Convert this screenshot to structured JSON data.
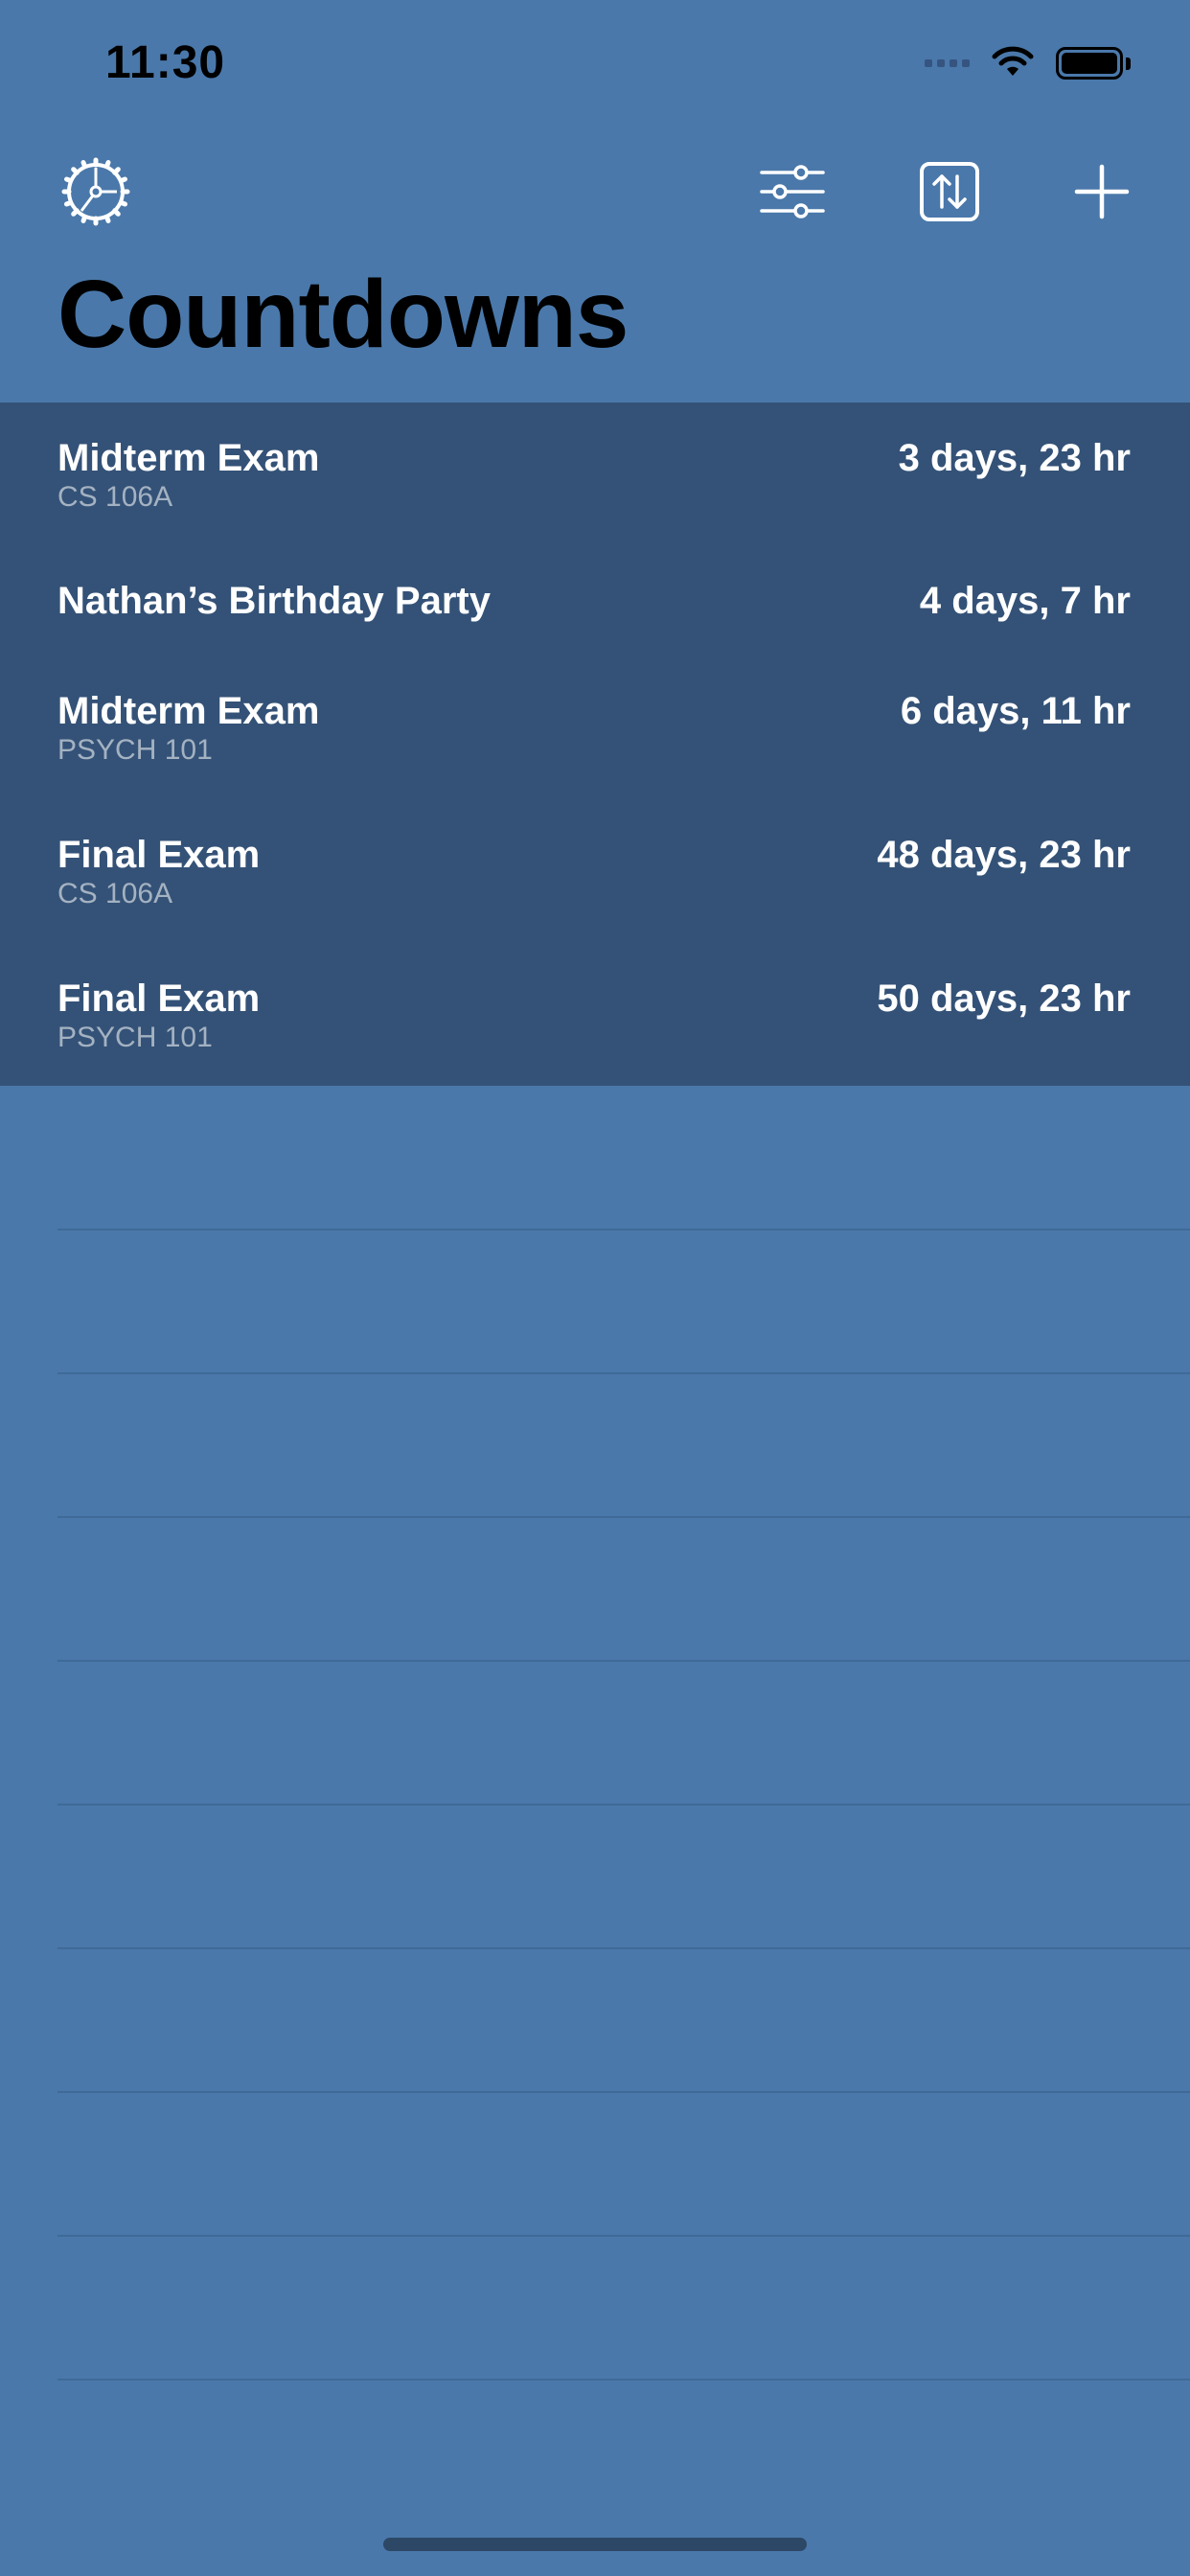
{
  "status_bar": {
    "time": "11:30",
    "signal_icon": "signal-icon",
    "wifi_icon": "wifi-icon",
    "battery_icon": "battery-icon"
  },
  "toolbar": {
    "settings_icon": "gear-icon",
    "filter_icon": "sliders-icon",
    "sort_icon": "sort-arrows-icon",
    "add_icon": "plus-icon"
  },
  "title": "Countdowns",
  "countdowns": [
    {
      "title": "Midterm Exam",
      "subtitle": "CS 106A",
      "remaining": "3 days, 23 hr"
    },
    {
      "title": "Nathan’s Birthday Party",
      "subtitle": "",
      "remaining": "4 days, 7 hr"
    },
    {
      "title": "Midterm Exam",
      "subtitle": "PSYCH 101",
      "remaining": "6 days, 11 hr"
    },
    {
      "title": "Final Exam",
      "subtitle": "CS 106A",
      "remaining": "48 days, 23 hr"
    },
    {
      "title": "Final Exam",
      "subtitle": "PSYCH 101",
      "remaining": "50 days, 23 hr"
    }
  ],
  "colors": {
    "background": "#4a78aa",
    "list_background": "#345277",
    "title_text": "#000000",
    "row_text": "#ffffff",
    "subtitle_text": "#a4b2c2"
  }
}
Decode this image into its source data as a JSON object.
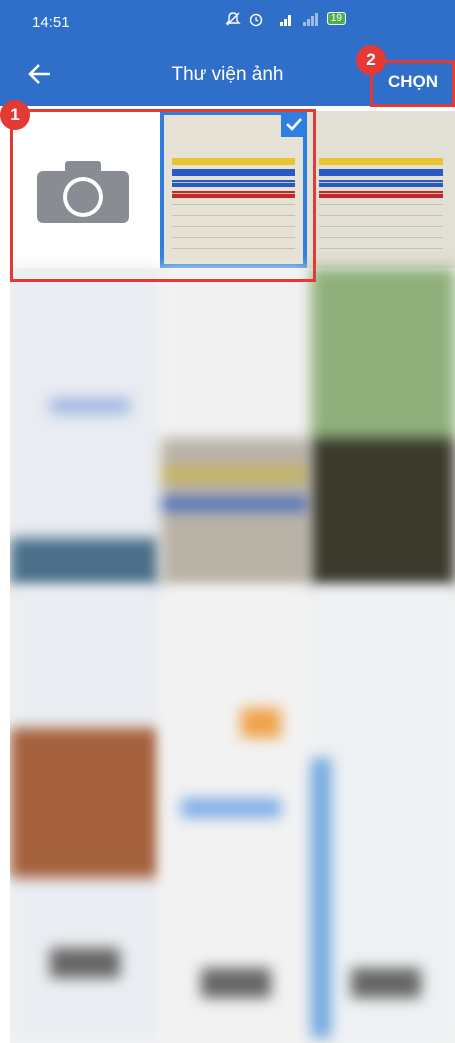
{
  "status": {
    "time": "14:51",
    "icons": [
      "mute-icon",
      "alarm-icon",
      "signal-4g-icon",
      "signal-icon",
      "battery-icon"
    ],
    "battery": "19"
  },
  "app_bar": {
    "back_icon": "arrow-left-icon",
    "title": "Thư viện ảnh",
    "select_label": "CHỌN"
  },
  "markers": {
    "first": "1",
    "second": "2"
  },
  "gallery": {
    "camera_icon": "camera-icon",
    "selected_index": 1
  },
  "colors": {
    "primary": "#2f6fc9",
    "highlight": "#e53935",
    "select": "#2f7fe0"
  }
}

_ _ _ _

> _TASK DIRECTIONS_: Check every line for "signal" and show the ones that have it.

> _SOLUTION BELOW_:
    "signal_icon": "signal-icon",
      "signal-4g-icon",
      "signal-icon",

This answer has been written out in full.